# 作業依頼
以下の提供テキストで、観光農園が閲覧用に用意した絵本はおよそ何冊ですか。

バラに囲まれて絵本読もう 平塚に24日、観光農園誕生

食用バラを育てるビニールハウス内で絵本を読むことができる観光農園「きいろいおうちfarm」=平塚市城所

 バラを見ながら親子で読書を─。食用バラや野菜などを栽培しているビニールハウスの中で、くつろぎながら絵本を読んだり、農業を体験したりできる異色の観光農園「きいろいおうちfarm」が24日、平塚市城所にオープンする。バラ農家の横田園芸と絵本による子育て活動などを続けている絵本講師の内田早苗さんがコラボレーション。内田さんは「本を売る農園は全国で初めてかも。自然の中で本を読める新鮮な体験を味わって」と呼び掛ける。

 4月中旬、約600平方メートルのビニールハウスには、一足早くオレンジ色の「花菜ローズ」が大輪を咲かせていた。「本とは関係ない異業種の人と組んで絵本が読める場所を作りたかった」と内田さん。ハウス内で野菜や食用バラなどを育てていたスペースに本棚とテーブルを並べ、親子が絵本を楽しむ場所にした。

 閲覧用として用意した絵本は150冊ほど。「自然を美しく描いた絵本を選んだ」(内田さん)といい、一部は販売もする。

 同園芸は4種類の食用バラを専門に育てており、年間約1万輪を出荷。「無農薬、無肥料を徹底し、自然の力を上手に使って育てている」と横田敬一代表は胸を張る。ただ受注は都内の飲食店が中心で、今シーズンは新型コロナウイルスの影響で注文が7割減った。

# 記載一覧
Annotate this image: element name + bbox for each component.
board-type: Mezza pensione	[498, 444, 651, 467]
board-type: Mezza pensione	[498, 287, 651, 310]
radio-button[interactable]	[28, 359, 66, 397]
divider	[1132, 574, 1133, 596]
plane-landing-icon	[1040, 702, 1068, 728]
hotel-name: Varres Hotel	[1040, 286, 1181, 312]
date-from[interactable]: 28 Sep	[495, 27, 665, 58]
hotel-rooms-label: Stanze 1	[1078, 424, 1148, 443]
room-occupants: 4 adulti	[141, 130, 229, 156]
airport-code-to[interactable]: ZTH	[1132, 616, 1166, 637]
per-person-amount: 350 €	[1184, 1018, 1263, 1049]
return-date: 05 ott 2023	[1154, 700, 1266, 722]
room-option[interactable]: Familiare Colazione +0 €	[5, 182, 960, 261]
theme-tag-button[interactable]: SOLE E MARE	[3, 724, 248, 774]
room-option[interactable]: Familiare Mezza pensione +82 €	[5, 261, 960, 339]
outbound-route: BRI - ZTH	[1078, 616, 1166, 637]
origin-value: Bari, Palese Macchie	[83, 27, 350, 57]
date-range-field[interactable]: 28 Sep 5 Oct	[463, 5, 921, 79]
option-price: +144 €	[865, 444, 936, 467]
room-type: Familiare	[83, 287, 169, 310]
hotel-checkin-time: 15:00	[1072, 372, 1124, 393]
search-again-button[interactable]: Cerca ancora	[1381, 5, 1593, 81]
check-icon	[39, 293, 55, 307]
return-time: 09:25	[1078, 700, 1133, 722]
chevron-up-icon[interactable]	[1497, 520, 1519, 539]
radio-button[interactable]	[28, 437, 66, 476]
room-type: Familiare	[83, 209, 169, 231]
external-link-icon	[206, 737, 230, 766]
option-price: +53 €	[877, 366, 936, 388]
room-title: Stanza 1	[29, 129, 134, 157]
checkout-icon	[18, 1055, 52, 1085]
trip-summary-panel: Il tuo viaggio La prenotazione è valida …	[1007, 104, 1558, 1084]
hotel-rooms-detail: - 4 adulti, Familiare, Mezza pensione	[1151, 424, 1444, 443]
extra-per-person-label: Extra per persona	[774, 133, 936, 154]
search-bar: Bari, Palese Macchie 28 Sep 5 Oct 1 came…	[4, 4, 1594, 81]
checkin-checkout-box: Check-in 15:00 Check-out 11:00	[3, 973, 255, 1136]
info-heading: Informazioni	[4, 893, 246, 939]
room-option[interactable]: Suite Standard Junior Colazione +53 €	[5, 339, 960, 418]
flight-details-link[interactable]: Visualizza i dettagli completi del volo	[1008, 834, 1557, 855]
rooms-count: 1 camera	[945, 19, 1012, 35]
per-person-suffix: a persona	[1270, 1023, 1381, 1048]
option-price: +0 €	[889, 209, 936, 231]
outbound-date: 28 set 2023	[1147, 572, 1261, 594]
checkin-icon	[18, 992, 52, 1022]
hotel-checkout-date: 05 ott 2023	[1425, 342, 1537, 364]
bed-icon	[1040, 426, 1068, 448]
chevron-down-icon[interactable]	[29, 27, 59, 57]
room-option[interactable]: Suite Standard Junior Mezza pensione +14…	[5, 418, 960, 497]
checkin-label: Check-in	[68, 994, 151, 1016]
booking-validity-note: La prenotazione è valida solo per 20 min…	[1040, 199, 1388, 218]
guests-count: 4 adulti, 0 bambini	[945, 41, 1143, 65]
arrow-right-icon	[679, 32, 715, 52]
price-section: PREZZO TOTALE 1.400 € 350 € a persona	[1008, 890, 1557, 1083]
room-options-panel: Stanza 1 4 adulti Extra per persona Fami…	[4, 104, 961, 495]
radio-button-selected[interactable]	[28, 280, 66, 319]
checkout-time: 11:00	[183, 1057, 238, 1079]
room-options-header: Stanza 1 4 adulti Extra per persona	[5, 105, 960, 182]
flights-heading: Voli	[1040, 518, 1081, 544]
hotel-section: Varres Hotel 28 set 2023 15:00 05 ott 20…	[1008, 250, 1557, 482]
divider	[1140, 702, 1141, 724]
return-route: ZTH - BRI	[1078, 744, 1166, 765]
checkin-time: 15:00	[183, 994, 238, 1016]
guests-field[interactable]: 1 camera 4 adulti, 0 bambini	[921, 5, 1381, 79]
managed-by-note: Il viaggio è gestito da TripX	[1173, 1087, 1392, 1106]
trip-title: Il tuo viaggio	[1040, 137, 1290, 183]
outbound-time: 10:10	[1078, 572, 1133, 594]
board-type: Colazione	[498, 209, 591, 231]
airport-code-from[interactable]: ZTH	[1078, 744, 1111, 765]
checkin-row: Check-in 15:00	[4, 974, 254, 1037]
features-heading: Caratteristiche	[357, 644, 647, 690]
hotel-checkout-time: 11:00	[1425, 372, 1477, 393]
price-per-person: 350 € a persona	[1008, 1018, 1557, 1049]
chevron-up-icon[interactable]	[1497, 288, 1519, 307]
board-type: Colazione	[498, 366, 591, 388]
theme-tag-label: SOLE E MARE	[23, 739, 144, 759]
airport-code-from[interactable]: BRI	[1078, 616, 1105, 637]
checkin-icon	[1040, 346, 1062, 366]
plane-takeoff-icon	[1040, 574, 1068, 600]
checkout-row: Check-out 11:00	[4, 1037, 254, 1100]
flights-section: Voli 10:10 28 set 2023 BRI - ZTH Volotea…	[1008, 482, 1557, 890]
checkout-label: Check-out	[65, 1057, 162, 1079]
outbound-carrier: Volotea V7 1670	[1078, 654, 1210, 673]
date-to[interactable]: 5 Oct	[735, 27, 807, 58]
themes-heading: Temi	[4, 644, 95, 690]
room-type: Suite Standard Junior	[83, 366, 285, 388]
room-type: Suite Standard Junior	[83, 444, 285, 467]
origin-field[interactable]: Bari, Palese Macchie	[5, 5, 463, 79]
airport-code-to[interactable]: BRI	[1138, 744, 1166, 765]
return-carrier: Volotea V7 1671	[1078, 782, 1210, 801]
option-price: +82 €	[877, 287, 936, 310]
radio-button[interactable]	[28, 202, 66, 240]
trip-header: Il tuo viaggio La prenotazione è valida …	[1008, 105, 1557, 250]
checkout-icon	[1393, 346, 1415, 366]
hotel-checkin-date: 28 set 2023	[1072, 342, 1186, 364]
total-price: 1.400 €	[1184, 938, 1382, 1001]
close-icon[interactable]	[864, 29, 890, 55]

# 解答
およそ150冊です。